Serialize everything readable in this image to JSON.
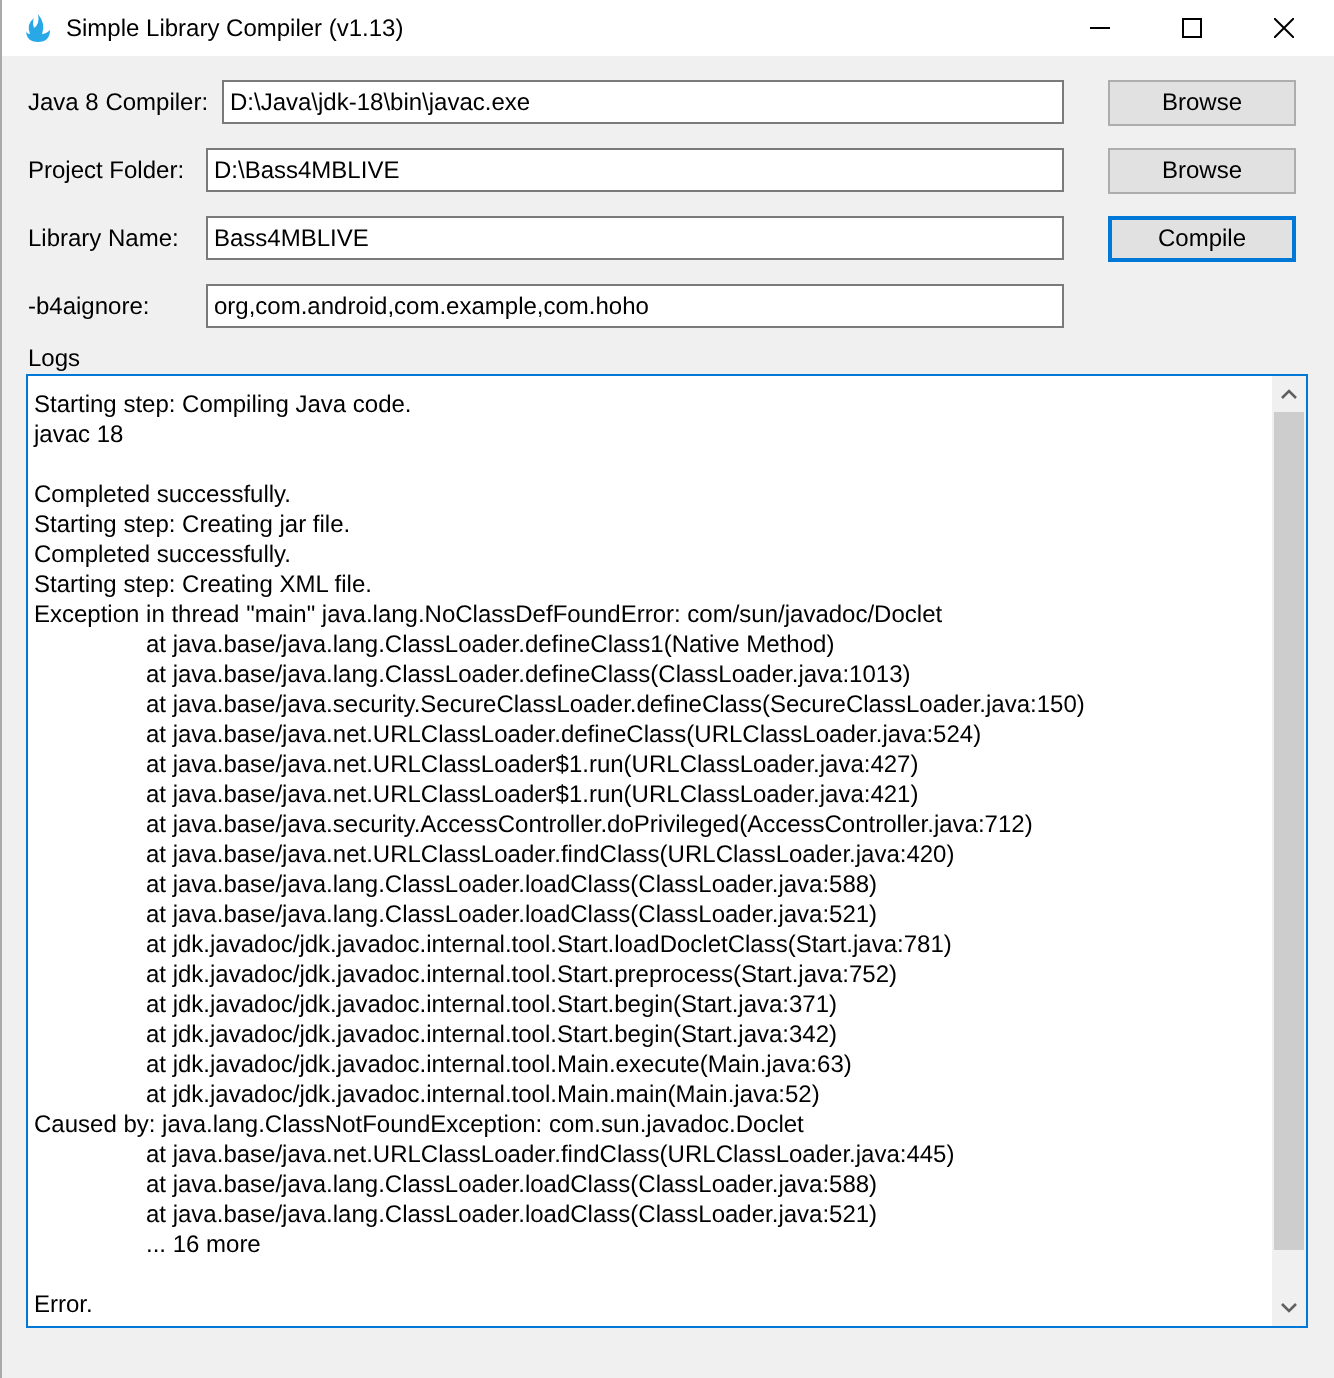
{
  "window": {
    "title": "Simple Library Compiler (v1.13)"
  },
  "fields": [
    {
      "label": "Java 8 Compiler:",
      "value": "D:\\Java\\jdk-18\\bin\\javac.exe",
      "button": {
        "label": "Browse",
        "focused": false
      }
    },
    {
      "label": "Project Folder:",
      "value": "D:\\Bass4MBLIVE",
      "button": {
        "label": "Browse",
        "focused": false
      }
    },
    {
      "label": "Library Name:",
      "value": "Bass4MBLIVE",
      "button": {
        "label": "Compile",
        "focused": true
      }
    },
    {
      "label": "-b4aignore:",
      "value": "org,com.android,com.example,com.hoho"
    }
  ],
  "logs": {
    "title": "Logs",
    "lines": [
      {
        "kind": "line",
        "text": "Starting step: Compiling Java code."
      },
      {
        "kind": "line",
        "text": "javac 18"
      },
      {
        "kind": "blank"
      },
      {
        "kind": "line",
        "text": "Completed successfully."
      },
      {
        "kind": "line",
        "text": "Starting step: Creating jar file."
      },
      {
        "kind": "line",
        "text": "Completed successfully."
      },
      {
        "kind": "line",
        "text": "Starting step: Creating XML file."
      },
      {
        "kind": "line",
        "text": "Exception in thread \"main\" java.lang.NoClassDefFoundError: com/sun/javadoc/Doclet"
      },
      {
        "kind": "indented",
        "text": "at java.base/java.lang.ClassLoader.defineClass1(Native Method)"
      },
      {
        "kind": "indented",
        "text": "at java.base/java.lang.ClassLoader.defineClass(ClassLoader.java:1013)"
      },
      {
        "kind": "indented",
        "text": "at java.base/java.security.SecureClassLoader.defineClass(SecureClassLoader.java:150)"
      },
      {
        "kind": "indented",
        "text": "at java.base/java.net.URLClassLoader.defineClass(URLClassLoader.java:524)"
      },
      {
        "kind": "indented",
        "text": "at java.base/java.net.URLClassLoader$1.run(URLClassLoader.java:427)"
      },
      {
        "kind": "indented",
        "text": "at java.base/java.net.URLClassLoader$1.run(URLClassLoader.java:421)"
      },
      {
        "kind": "indented",
        "text": "at java.base/java.security.AccessController.doPrivileged(AccessController.java:712)"
      },
      {
        "kind": "indented",
        "text": "at java.base/java.net.URLClassLoader.findClass(URLClassLoader.java:420)"
      },
      {
        "kind": "indented",
        "text": "at java.base/java.lang.ClassLoader.loadClass(ClassLoader.java:588)"
      },
      {
        "kind": "indented",
        "text": "at java.base/java.lang.ClassLoader.loadClass(ClassLoader.java:521)"
      },
      {
        "kind": "indented",
        "text": "at jdk.javadoc/jdk.javadoc.internal.tool.Start.loadDocletClass(Start.java:781)"
      },
      {
        "kind": "indented",
        "text": "at jdk.javadoc/jdk.javadoc.internal.tool.Start.preprocess(Start.java:752)"
      },
      {
        "kind": "indented",
        "text": "at jdk.javadoc/jdk.javadoc.internal.tool.Start.begin(Start.java:371)"
      },
      {
        "kind": "indented",
        "text": "at jdk.javadoc/jdk.javadoc.internal.tool.Start.begin(Start.java:342)"
      },
      {
        "kind": "indented",
        "text": "at jdk.javadoc/jdk.javadoc.internal.tool.Main.execute(Main.java:63)"
      },
      {
        "kind": "indented",
        "text": "at jdk.javadoc/jdk.javadoc.internal.tool.Main.main(Main.java:52)"
      },
      {
        "kind": "line",
        "text": "Caused by: java.lang.ClassNotFoundException: com.sun.javadoc.Doclet"
      },
      {
        "kind": "indented",
        "text": "at java.base/java.net.URLClassLoader.findClass(URLClassLoader.java:445)"
      },
      {
        "kind": "indented",
        "text": "at java.base/java.lang.ClassLoader.loadClass(ClassLoader.java:588)"
      },
      {
        "kind": "indented",
        "text": "at java.base/java.lang.ClassLoader.loadClass(ClassLoader.java:521)"
      },
      {
        "kind": "indented",
        "text": "... 16 more"
      },
      {
        "kind": "blank"
      },
      {
        "kind": "line",
        "text": "Error."
      }
    ]
  }
}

**EXERCISE PROMPT:**
Look through the listing above. Pick out each line with "Starting" and copy it.

**RESPONSE:**
        "text": "Starting step: Compiling Java code."
        "text": "Starting step: Creating jar file."
        "text": "Starting step: Creating XML file."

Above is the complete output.